GIVEN PROBLEM ::
Copy out each line of the material below with no changes.

MATERIAL TO PROCESS ::

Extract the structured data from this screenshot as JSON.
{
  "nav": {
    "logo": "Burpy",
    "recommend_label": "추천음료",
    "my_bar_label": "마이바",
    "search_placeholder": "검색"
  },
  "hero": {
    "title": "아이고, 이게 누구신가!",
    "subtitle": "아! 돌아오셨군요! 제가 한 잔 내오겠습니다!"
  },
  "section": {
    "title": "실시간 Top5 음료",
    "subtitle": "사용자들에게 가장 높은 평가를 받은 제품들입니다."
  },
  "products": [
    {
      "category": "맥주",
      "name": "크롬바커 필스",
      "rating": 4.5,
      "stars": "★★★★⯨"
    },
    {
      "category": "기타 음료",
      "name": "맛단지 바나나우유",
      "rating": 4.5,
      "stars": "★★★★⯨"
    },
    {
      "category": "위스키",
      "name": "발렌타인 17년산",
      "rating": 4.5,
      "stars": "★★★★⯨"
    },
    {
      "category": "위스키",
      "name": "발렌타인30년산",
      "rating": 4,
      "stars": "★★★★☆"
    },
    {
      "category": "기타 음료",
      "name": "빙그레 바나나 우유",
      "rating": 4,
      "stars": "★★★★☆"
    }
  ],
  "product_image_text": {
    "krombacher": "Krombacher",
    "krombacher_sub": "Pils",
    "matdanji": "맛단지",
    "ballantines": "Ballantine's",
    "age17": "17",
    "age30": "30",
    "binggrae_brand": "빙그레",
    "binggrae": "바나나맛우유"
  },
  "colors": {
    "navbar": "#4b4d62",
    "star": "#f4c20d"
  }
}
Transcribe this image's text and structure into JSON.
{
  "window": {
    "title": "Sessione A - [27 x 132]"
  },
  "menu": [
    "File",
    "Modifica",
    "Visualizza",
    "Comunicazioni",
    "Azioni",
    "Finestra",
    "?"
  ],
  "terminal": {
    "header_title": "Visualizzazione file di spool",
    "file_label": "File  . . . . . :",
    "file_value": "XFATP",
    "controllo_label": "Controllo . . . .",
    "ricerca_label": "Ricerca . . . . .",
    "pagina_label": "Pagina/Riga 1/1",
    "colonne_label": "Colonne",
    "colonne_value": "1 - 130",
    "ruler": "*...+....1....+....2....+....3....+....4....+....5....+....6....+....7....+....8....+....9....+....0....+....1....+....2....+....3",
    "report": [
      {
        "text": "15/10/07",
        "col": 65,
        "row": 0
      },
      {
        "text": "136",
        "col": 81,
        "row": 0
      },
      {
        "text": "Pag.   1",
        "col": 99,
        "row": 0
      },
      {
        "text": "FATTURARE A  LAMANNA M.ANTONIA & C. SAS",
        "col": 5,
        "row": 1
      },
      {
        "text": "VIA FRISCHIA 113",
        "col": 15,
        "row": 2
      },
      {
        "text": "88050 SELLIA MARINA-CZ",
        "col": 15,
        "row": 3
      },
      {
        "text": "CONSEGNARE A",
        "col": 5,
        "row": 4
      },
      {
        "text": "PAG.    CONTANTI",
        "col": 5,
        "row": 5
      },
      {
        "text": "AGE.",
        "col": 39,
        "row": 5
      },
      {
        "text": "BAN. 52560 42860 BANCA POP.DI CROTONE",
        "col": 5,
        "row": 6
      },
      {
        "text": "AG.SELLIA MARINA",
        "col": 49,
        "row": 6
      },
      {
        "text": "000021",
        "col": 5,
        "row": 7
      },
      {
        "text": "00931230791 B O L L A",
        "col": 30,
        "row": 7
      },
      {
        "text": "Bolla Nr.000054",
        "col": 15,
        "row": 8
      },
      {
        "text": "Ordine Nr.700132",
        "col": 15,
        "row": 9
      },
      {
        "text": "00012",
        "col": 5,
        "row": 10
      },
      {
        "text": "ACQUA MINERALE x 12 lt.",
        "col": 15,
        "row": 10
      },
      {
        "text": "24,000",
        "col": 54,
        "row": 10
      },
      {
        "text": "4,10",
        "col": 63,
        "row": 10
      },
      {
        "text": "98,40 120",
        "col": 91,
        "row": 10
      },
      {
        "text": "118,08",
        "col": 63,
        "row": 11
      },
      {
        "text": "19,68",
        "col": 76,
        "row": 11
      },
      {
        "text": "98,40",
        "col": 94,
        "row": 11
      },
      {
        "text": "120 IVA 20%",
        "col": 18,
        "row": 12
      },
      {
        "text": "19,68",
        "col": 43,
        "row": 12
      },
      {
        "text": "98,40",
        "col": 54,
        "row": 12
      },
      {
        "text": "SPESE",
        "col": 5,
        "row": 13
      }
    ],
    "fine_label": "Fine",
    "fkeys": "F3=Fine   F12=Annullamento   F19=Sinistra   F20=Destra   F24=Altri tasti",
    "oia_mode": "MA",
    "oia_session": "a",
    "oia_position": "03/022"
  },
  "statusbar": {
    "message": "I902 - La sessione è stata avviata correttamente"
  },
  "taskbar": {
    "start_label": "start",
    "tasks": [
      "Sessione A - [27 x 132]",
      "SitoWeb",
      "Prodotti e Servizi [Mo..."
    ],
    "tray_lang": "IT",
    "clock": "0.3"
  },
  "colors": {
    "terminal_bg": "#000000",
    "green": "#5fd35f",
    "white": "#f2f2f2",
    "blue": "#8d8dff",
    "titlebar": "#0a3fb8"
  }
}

SOLVED PROBLEM ::
Extract the structured data from this screenshot as JSON.
{
  "nav": {
    "logo": "Burpy",
    "recommend_label": "추천음료",
    "my_bar_label": "마이바",
    "search_placeholder": "검색"
  },
  "hero": {
    "title": "아이고, 이게 누구신가!",
    "subtitle": "아! 돌아오셨군요! 제가 한 잔 내오겠습니다!"
  },
  "section": {
    "title": "실시간 Top5 음료",
    "subtitle": "사용자들에게 가장 높은 평가를 받은 제품들입니다."
  },
  "products": [
    {
      "category": "맥주",
      "name": "크롬바커 필스",
      "rating": 4.5,
      "stars": "★★★★⯨"
    },
    {
      "category": "기타 음료",
      "name": "맛단지 바나나우유",
      "rating": 4.5,
      "stars": "★★★★⯨"
    },
    {
      "category": "위스키",
      "name": "발렌타인 17년산",
      "rating": 4.5,
      "stars": "★★★★⯨"
    },
    {
      "category": "위스키",
      "name": "발렌타인30년산",
      "rating": 4,
      "stars": "★★★★☆"
    },
    {
      "category": "기타 음료",
      "name": "빙그레 바나나 우유",
      "rating": 4,
      "stars": "★★★★☆"
    }
  ],
  "product_image_text": {
    "krombacher": "Krombacher",
    "krombacher_sub": "Pils",
    "matdanji": "맛단지",
    "ballantines": "Ballantine's",
    "age17": "17",
    "age30": "30",
    "binggrae_brand": "빙그레",
    "binggrae": "바나나맛우유"
  },
  "colors": {
    "navbar": "#4b4d62",
    "star": "#f4c20d"
  }
}
Transcribe this image's text and structure into JSON.
{
  "window": {
    "title": "Sessione A - [27 x 132]"
  },
  "menu": [
    "File",
    "Modifica",
    "Visualizza",
    "Comunicazioni",
    "Azioni",
    "Finestra",
    "?"
  ],
  "terminal": {
    "header_title": "Visualizzazione file di spool",
    "file_label": "File  . . . . . :",
    "file_value": "XFATP",
    "controllo_label": "Controllo . . . .",
    "ricerca_label": "Ricerca . . . . .",
    "pagina_label": "Pagina/Riga 1/1",
    "colonne_label": "Colonne",
    "colonne_value": "1 - 130",
    "ruler": "*...+....1....+....2....+....3....+....4....+....5....+....6....+....7....+....8....+....9....+....0....+....1....+....2....+....3",
    "report": [
      {
        "text": "15/10/07",
        "col": 65,
        "row": 0
      },
      {
        "text": "136",
        "col": 81,
        "row": 0
      },
      {
        "text": "Pag.   1",
        "col": 99,
        "row": 0
      },
      {
        "text": "FATTURARE A  LAMANNA M.ANTONIA & C. SAS",
        "col": 5,
        "row": 1
      },
      {
        "text": "VIA FRISCHIA 113",
        "col": 15,
        "row": 2
      },
      {
        "text": "88050 SELLIA MARINA-CZ",
        "col": 15,
        "row": 3
      },
      {
        "text": "CONSEGNARE A",
        "col": 5,
        "row": 4
      },
      {
        "text": "PAG.    CONTANTI",
        "col": 5,
        "row": 5
      },
      {
        "text": "AGE.",
        "col": 39,
        "row": 5
      },
      {
        "text": "BAN. 52560 42860 BANCA POP.DI CROTONE",
        "col": 5,
        "row": 6
      },
      {
        "text": "AG.SELLIA MARINA",
        "col": 49,
        "row": 6
      },
      {
        "text": "000021",
        "col": 5,
        "row": 7
      },
      {
        "text": "00931230791 B O L L A",
        "col": 30,
        "row": 7
      },
      {
        "text": "Bolla Nr.000054",
        "col": 15,
        "row": 8
      },
      {
        "text": "Ordine Nr.700132",
        "col": 15,
        "row": 9
      },
      {
        "text": "00012",
        "col": 5,
        "row": 10
      },
      {
        "text": "ACQUA MINERALE x 12 lt.",
        "col": 15,
        "row": 10
      },
      {
        "text": "24,000",
        "col": 54,
        "row": 10
      },
      {
        "text": "4,10",
        "col": 63,
        "row": 10
      },
      {
        "text": "98,40 120",
        "col": 91,
        "row": 10
      },
      {
        "text": "118,08",
        "col": 63,
        "row": 11
      },
      {
        "text": "19,68",
        "col": 76,
        "row": 11
      },
      {
        "text": "98,40",
        "col": 94,
        "row": 11
      },
      {
        "text": "120 IVA 20%",
        "col": 18,
        "row": 12
      },
      {
        "text": "19,68",
        "col": 43,
        "row": 12
      },
      {
        "text": "98,40",
        "col": 54,
        "row": 12
      },
      {
        "text": "SPESE",
        "col": 5,
        "row": 13
      }
    ],
    "fine_label": "Fine",
    "fkeys": "F3=Fine   F12=Annullamento   F19=Sinistra   F20=Destra   F24=Altri tasti",
    "oia_mode": "MA",
    "oia_session": "a",
    "oia_position": "03/022"
  },
  "statusbar": {
    "message": "I902 - La sessione è stata avviata correttamente"
  },
  "taskbar": {
    "start_label": "start",
    "tasks": [
      "Sessione A - [27 x 132]",
      "SitoWeb",
      "Prodotti e Servizi [Mo..."
    ],
    "tray_lang": "IT",
    "clock": "0.3"
  },
  "colors": {
    "terminal_bg": "#000000",
    "green": "#5fd35f",
    "white": "#f2f2f2",
    "blue": "#8d8dff",
    "titlebar": "#0a3fb8"
  }
}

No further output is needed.